EXERCISE DIRECTIONS: Find the lines holding "delete" and copy them.

+ + +

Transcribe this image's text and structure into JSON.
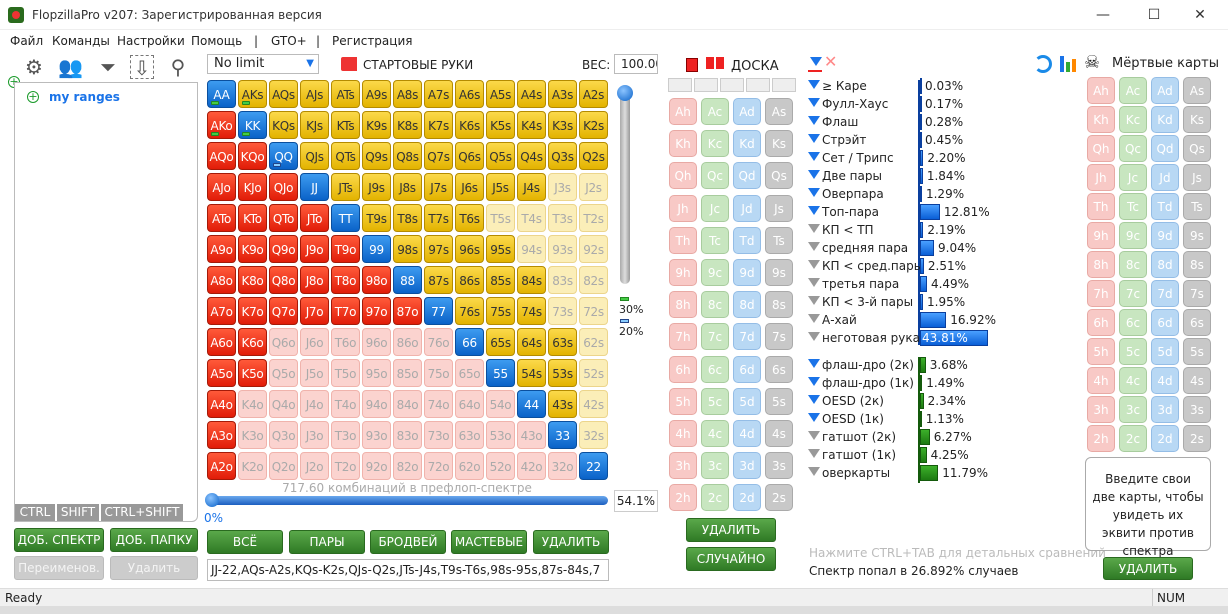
{
  "window": {
    "title": "FlopzillaPro v207: Зарегистрированная версия",
    "min": "—",
    "max": "☐",
    "close": "✕"
  },
  "menu": [
    "Файл",
    "Команды",
    "Настройки",
    "Помощь",
    "|",
    "GTO+",
    "|",
    "Регистрация"
  ],
  "left": {
    "tree_root": "my ranges",
    "modkeys": [
      "CTRL",
      "SHIFT",
      "CTRL+SHIFT"
    ],
    "add_range": "ДОБ. СПЕКТР",
    "add_folder": "ДОБ. ПАПКУ",
    "rename": "Переименов.",
    "delete": "Удалить"
  },
  "hands": {
    "game_select": "No limit",
    "title": "СТАРТОВЫЕ РУКИ",
    "weight_label": "ВЕС:",
    "weight_value": "100.00",
    "rows": [
      [
        "AA",
        "AKs",
        "AQs",
        "AJs",
        "ATs",
        "A9s",
        "A8s",
        "A7s",
        "A6s",
        "A5s",
        "A4s",
        "A3s",
        "A2s"
      ],
      [
        "AKo",
        "KK",
        "KQs",
        "KJs",
        "KTs",
        "K9s",
        "K8s",
        "K7s",
        "K6s",
        "K5s",
        "K4s",
        "K3s",
        "K2s"
      ],
      [
        "AQo",
        "KQo",
        "QQ",
        "QJs",
        "QTs",
        "Q9s",
        "Q8s",
        "Q7s",
        "Q6s",
        "Q5s",
        "Q4s",
        "Q3s",
        "Q2s"
      ],
      [
        "AJo",
        "KJo",
        "QJo",
        "JJ",
        "JTs",
        "J9s",
        "J8s",
        "J7s",
        "J6s",
        "J5s",
        "J4s",
        "J3s",
        "J2s"
      ],
      [
        "ATo",
        "KTo",
        "QTo",
        "JTo",
        "TT",
        "T9s",
        "T8s",
        "T7s",
        "T6s",
        "T5s",
        "T4s",
        "T3s",
        "T2s"
      ],
      [
        "A9o",
        "K9o",
        "Q9o",
        "J9o",
        "T9o",
        "99",
        "98s",
        "97s",
        "96s",
        "95s",
        "94s",
        "93s",
        "92s"
      ],
      [
        "A8o",
        "K8o",
        "Q8o",
        "J8o",
        "T8o",
        "98o",
        "88",
        "87s",
        "86s",
        "85s",
        "84s",
        "83s",
        "82s"
      ],
      [
        "A7o",
        "K7o",
        "Q7o",
        "J7o",
        "T7o",
        "97o",
        "87o",
        "77",
        "76s",
        "75s",
        "74s",
        "73s",
        "72s"
      ],
      [
        "A6o",
        "K6o",
        "Q6o",
        "J6o",
        "T6o",
        "96o",
        "86o",
        "76o",
        "66",
        "65s",
        "64s",
        "63s",
        "62s"
      ],
      [
        "A5o",
        "K5o",
        "Q5o",
        "J5o",
        "T5o",
        "95o",
        "85o",
        "75o",
        "65o",
        "55",
        "54s",
        "53s",
        "52s"
      ],
      [
        "A4o",
        "K4o",
        "Q4o",
        "J4o",
        "T4o",
        "94o",
        "84o",
        "74o",
        "64o",
        "54o",
        "44",
        "43s",
        "42s"
      ],
      [
        "A3o",
        "K3o",
        "Q3o",
        "J3o",
        "T3o",
        "93o",
        "83o",
        "73o",
        "63o",
        "53o",
        "43o",
        "33",
        "32s"
      ],
      [
        "A2o",
        "K2o",
        "Q2o",
        "J2o",
        "T2o",
        "92o",
        "82o",
        "72o",
        "62o",
        "52o",
        "42o",
        "32o",
        "22"
      ]
    ],
    "unselected": [
      "J3s",
      "J2s",
      "T5s",
      "T4s",
      "T3s",
      "T2s",
      "94s",
      "93s",
      "92s",
      "83s",
      "82s",
      "73s",
      "72s",
      "62s",
      "52s",
      "42s",
      "32s",
      "Q6o",
      "J6o",
      "T6o",
      "96o",
      "86o",
      "76o",
      "Q5o",
      "J5o",
      "T5o",
      "95o",
      "85o",
      "75o",
      "65o",
      "K4o",
      "Q4o",
      "J4o",
      "T4o",
      "94o",
      "84o",
      "74o",
      "64o",
      "54o",
      "K3o",
      "Q3o",
      "J3o",
      "T3o",
      "93o",
      "83o",
      "73o",
      "63o",
      "53o",
      "43o",
      "K2o",
      "Q2o",
      "J2o",
      "T2o",
      "92o",
      "82o",
      "72o",
      "62o",
      "52o",
      "42o",
      "32o"
    ],
    "marker_green": [
      "AA",
      "AKs",
      "AKo",
      "KK"
    ],
    "marker_blue": [
      "QQ"
    ],
    "combos_text": "717.60 комбинаций в префлоп-спектре",
    "slider_min": "0%",
    "range_percent": "54.1%",
    "slider_fraction": 1.0,
    "legend_green": "30%",
    "legend_blue": "20%",
    "buttons": [
      "ВСЁ",
      "ПАРЫ",
      "БРОДВЕЙ",
      "МАСТЕВЫЕ",
      "УДАЛИТЬ"
    ],
    "range_text": "JJ-22,AQs-A2s,KQs-K2s,QJs-Q2s,JTs-J4s,T9s-T6s,98s-95s,87s-84s,7"
  },
  "board": {
    "title": "ДОСКА",
    "ranks": [
      "A",
      "K",
      "Q",
      "J",
      "T",
      "9",
      "8",
      "7",
      "6",
      "5",
      "4",
      "3",
      "2"
    ],
    "suits": [
      "h",
      "c",
      "d",
      "s"
    ],
    "delete": "УДАЛИТЬ",
    "random": "СЛУЧАЙНО"
  },
  "stats": {
    "made": [
      {
        "label": "≥ Каре",
        "value": "0.03%",
        "pct": 0.03,
        "active": true
      },
      {
        "label": "Фулл-Хаус",
        "value": "0.17%",
        "pct": 0.17,
        "active": true
      },
      {
        "label": "Флаш",
        "value": "0.28%",
        "pct": 0.28,
        "active": true
      },
      {
        "label": "Стрэйт",
        "value": "0.45%",
        "pct": 0.45,
        "active": true
      },
      {
        "label": "Сет / Трипс",
        "value": "2.20%",
        "pct": 2.2,
        "active": true
      },
      {
        "label": "Две пары",
        "value": "1.84%",
        "pct": 1.84,
        "active": true
      },
      {
        "label": "Оверпара",
        "value": "1.29%",
        "pct": 1.29,
        "active": true
      },
      {
        "label": "Топ-пара",
        "value": "12.81%",
        "pct": 12.81,
        "active": true
      },
      {
        "label": "КП < ТП",
        "value": "2.19%",
        "pct": 2.19,
        "active": false
      },
      {
        "label": "средняя пара",
        "value": "9.04%",
        "pct": 9.04,
        "active": false
      },
      {
        "label": "КП < сред.пары",
        "value": "2.51%",
        "pct": 2.51,
        "active": false
      },
      {
        "label": "третья пара",
        "value": "4.49%",
        "pct": 4.49,
        "active": false
      },
      {
        "label": "КП < 3-й пары",
        "value": "1.95%",
        "pct": 1.95,
        "active": false
      },
      {
        "label": "А-хай",
        "value": "16.92%",
        "pct": 16.92,
        "active": false
      },
      {
        "label": "неготовая рука",
        "value": "43.81%",
        "pct": 43.81,
        "active": false
      }
    ],
    "draws": [
      {
        "label": "флаш-дро (2к)",
        "value": "3.68%",
        "pct": 3.68,
        "active": true
      },
      {
        "label": "флаш-дро (1к)",
        "value": "1.49%",
        "pct": 1.49,
        "active": true
      },
      {
        "label": "OESD (2к)",
        "value": "2.34%",
        "pct": 2.34,
        "active": true
      },
      {
        "label": "OESD (1к)",
        "value": "1.13%",
        "pct": 1.13,
        "active": true
      },
      {
        "label": "гатшот (2к)",
        "value": "6.27%",
        "pct": 6.27,
        "active": false
      },
      {
        "label": "гатшот (1к)",
        "value": "4.25%",
        "pct": 4.25,
        "active": false
      },
      {
        "label": "оверкарты",
        "value": "11.79%",
        "pct": 11.79,
        "active": false
      }
    ],
    "hint": "Нажмите CTRL+TAB для детальных сравнений",
    "hit": "Спектр попал в 26.892% случаев"
  },
  "dead": {
    "title": "Мёртвые карты",
    "equity_hint": "Введите свои две карты, чтобы увидеть их эквити против спектра",
    "delete": "УДАЛИТЬ"
  },
  "status": {
    "left": "Ready",
    "num": "NUM"
  },
  "colors": {
    "pair": "#0a62c8",
    "suited": "#e3b300",
    "offsuit": "#e11c08",
    "button": "#2f7a25",
    "accent": "#1a73e8"
  }
}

+ + +

TASK ANSWER:
    "delete": "Удалить"
    "delete": "УДАЛИТЬ",
    "delete": "УДАЛИТЬ"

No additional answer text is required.